Directions for this task
Copy out every line in which the string "title" occurs.

Data items
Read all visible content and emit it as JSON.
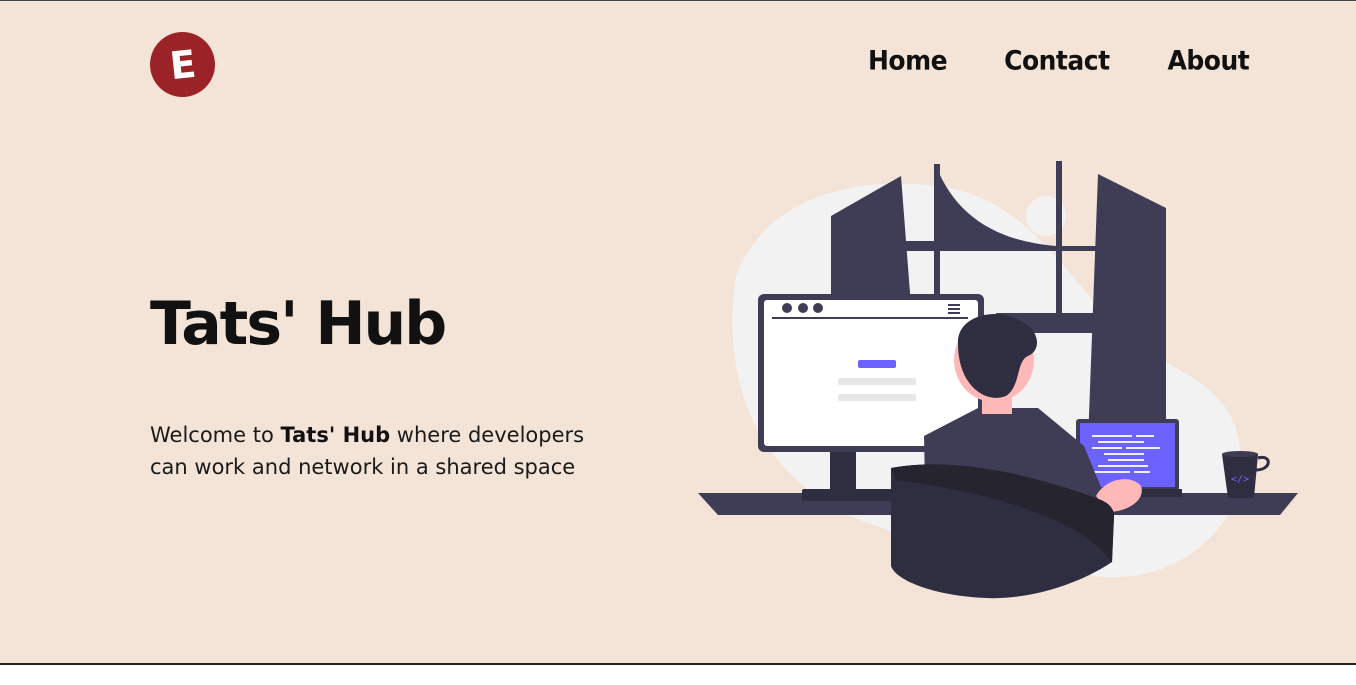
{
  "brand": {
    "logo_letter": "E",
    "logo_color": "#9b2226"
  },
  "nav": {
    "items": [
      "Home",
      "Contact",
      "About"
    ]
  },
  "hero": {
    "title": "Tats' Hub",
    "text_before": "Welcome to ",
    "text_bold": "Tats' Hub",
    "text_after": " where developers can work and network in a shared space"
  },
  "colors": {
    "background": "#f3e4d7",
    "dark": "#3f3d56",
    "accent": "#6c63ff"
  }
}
* * *
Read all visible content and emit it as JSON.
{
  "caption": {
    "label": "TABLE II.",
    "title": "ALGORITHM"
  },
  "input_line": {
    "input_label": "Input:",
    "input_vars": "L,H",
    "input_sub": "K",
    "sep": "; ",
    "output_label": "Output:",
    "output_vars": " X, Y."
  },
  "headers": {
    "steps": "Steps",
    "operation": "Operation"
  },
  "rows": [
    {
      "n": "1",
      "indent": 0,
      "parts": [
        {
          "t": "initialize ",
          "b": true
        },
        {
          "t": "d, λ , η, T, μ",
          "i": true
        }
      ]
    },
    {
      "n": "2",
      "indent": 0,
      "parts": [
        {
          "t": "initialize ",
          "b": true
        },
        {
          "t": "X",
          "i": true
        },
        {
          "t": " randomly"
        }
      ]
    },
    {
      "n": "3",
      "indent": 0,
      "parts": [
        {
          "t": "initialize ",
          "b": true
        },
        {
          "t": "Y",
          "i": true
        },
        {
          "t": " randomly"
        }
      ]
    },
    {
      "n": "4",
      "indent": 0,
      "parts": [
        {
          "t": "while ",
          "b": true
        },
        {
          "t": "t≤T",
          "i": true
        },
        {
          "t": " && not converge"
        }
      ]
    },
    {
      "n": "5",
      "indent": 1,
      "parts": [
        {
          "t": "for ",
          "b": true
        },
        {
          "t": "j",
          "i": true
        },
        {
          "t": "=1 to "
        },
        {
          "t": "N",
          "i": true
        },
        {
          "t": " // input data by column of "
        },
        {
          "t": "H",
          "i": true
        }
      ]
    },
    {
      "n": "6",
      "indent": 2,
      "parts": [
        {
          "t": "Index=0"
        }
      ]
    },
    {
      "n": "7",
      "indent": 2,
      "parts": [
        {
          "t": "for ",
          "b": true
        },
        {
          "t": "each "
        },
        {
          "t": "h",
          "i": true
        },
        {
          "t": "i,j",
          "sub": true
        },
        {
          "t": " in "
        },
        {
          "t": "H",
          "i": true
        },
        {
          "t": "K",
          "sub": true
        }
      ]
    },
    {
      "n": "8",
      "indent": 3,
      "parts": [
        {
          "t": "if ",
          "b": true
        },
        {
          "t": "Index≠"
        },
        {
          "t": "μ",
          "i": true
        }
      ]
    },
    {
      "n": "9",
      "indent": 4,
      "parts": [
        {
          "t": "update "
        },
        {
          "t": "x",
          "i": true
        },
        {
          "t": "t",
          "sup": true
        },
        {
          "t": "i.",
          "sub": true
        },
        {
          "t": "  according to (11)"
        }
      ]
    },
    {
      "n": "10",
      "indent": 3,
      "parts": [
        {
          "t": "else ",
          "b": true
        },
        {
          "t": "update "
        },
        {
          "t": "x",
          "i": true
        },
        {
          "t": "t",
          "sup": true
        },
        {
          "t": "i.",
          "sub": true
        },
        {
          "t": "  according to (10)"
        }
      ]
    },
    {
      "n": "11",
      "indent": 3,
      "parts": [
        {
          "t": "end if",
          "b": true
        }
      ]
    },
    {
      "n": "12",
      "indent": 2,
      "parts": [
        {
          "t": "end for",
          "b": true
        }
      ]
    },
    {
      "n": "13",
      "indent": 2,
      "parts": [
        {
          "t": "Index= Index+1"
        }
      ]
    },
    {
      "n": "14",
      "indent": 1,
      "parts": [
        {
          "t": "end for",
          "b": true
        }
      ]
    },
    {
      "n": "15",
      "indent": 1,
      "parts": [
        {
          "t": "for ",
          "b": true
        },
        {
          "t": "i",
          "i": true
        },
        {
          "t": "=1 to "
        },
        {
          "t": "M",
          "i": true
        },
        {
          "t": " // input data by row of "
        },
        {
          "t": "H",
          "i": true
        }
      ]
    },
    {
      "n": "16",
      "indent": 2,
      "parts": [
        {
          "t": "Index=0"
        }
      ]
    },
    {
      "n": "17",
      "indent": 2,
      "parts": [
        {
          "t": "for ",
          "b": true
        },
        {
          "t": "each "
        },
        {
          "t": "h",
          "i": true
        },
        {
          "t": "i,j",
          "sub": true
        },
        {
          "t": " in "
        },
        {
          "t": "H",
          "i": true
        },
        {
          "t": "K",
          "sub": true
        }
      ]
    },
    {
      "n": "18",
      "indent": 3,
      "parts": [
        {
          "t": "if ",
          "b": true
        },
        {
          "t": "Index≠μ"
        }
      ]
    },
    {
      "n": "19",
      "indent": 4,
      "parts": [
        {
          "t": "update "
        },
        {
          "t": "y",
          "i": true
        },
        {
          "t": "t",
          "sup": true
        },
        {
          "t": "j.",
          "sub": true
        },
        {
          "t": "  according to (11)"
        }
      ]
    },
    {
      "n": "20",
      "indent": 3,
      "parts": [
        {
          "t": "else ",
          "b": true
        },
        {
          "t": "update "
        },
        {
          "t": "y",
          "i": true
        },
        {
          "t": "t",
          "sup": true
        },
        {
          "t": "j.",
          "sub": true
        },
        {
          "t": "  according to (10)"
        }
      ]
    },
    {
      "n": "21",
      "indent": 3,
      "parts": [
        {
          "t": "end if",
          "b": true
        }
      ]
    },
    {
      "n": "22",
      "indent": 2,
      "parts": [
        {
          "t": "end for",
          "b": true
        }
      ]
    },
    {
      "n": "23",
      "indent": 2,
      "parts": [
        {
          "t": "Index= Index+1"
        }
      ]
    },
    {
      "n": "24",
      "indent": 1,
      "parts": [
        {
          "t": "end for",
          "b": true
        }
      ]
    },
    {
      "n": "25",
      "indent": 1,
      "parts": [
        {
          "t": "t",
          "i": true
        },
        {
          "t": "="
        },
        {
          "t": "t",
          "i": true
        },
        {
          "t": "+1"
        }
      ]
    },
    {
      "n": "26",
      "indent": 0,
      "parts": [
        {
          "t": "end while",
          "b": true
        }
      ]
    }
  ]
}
...
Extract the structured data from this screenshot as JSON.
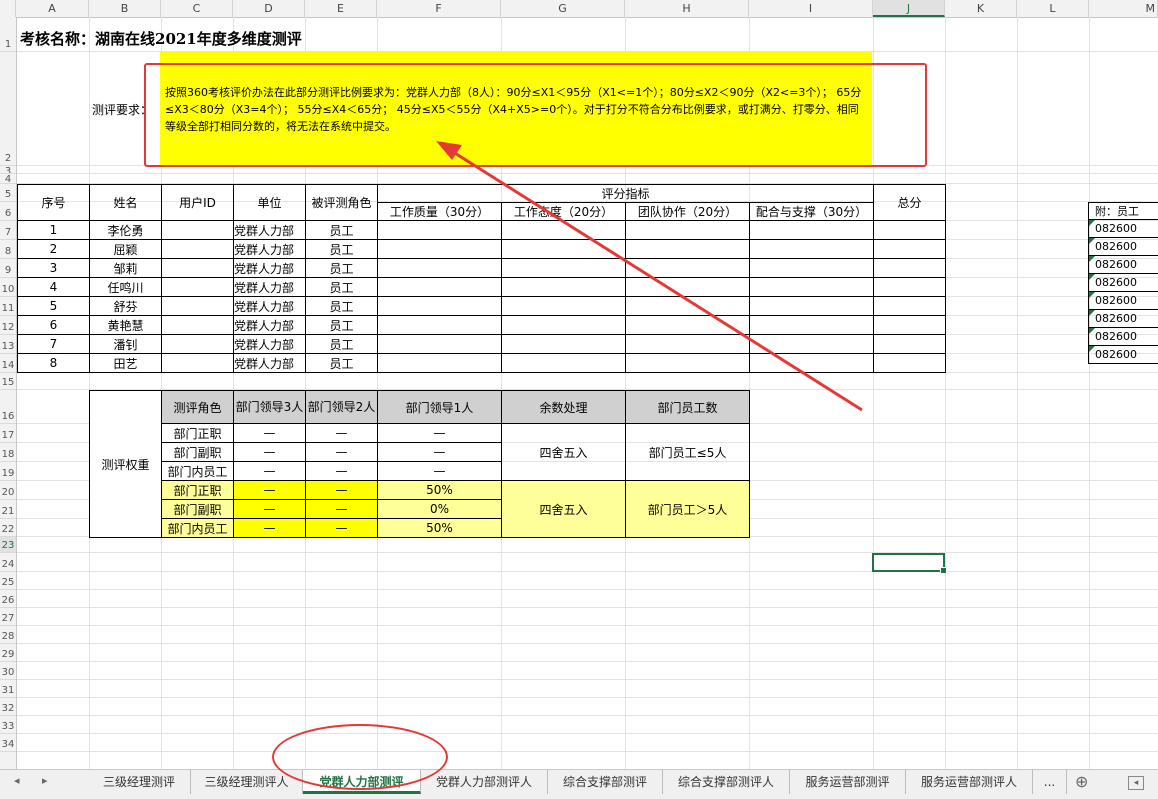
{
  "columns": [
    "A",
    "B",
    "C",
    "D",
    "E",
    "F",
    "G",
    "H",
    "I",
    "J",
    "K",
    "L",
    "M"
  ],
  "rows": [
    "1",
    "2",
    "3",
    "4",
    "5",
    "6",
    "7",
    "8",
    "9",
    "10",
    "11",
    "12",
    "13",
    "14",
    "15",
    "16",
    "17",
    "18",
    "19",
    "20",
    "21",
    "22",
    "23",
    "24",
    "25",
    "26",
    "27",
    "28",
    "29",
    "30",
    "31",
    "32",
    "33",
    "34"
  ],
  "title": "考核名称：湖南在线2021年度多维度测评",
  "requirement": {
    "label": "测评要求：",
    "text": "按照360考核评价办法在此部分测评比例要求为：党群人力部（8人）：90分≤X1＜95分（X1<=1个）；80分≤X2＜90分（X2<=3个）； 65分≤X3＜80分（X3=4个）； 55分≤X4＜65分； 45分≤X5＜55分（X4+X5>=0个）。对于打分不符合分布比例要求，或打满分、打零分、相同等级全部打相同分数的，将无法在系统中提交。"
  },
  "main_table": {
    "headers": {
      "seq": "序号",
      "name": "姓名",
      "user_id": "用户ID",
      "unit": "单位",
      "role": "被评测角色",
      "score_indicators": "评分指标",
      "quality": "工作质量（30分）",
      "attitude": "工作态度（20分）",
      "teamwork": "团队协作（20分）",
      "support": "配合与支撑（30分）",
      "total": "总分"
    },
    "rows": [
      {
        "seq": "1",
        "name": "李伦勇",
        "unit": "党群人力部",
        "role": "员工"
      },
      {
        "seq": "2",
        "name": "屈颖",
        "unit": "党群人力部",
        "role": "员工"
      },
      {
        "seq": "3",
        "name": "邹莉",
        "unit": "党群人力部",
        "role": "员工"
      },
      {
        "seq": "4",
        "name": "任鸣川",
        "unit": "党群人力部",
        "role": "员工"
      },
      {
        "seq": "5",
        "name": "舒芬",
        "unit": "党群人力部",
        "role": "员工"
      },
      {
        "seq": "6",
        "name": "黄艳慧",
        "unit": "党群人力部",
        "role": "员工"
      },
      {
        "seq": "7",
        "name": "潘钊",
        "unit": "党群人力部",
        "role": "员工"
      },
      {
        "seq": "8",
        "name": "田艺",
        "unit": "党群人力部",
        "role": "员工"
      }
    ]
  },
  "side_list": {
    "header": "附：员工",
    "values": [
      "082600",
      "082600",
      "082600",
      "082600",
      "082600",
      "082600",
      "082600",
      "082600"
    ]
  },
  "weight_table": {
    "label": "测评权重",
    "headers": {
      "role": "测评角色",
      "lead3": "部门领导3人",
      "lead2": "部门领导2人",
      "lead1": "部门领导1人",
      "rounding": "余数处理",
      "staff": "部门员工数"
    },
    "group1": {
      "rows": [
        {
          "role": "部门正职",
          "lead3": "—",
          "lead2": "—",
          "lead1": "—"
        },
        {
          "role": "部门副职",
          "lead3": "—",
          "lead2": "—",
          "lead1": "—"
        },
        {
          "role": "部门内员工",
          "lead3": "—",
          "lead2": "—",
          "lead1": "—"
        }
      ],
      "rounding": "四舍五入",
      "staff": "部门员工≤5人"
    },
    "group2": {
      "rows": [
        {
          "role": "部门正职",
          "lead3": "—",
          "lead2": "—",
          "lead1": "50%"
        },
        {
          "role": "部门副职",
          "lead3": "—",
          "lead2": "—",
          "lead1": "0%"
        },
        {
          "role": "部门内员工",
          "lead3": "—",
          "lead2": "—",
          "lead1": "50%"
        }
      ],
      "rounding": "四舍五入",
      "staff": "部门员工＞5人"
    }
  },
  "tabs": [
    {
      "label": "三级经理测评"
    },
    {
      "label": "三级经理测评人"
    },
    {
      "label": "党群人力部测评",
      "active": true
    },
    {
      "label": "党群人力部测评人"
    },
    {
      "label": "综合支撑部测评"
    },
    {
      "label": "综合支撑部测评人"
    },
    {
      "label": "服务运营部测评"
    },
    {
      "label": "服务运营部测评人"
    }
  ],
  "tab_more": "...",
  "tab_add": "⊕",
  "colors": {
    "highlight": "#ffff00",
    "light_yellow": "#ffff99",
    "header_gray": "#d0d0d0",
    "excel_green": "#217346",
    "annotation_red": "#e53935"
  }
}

Worked solution
    "title": "Tats' Hub",
    "title": "ALGORITHM"
  "title": "考核名称：湖南在线2021年度多维度测评",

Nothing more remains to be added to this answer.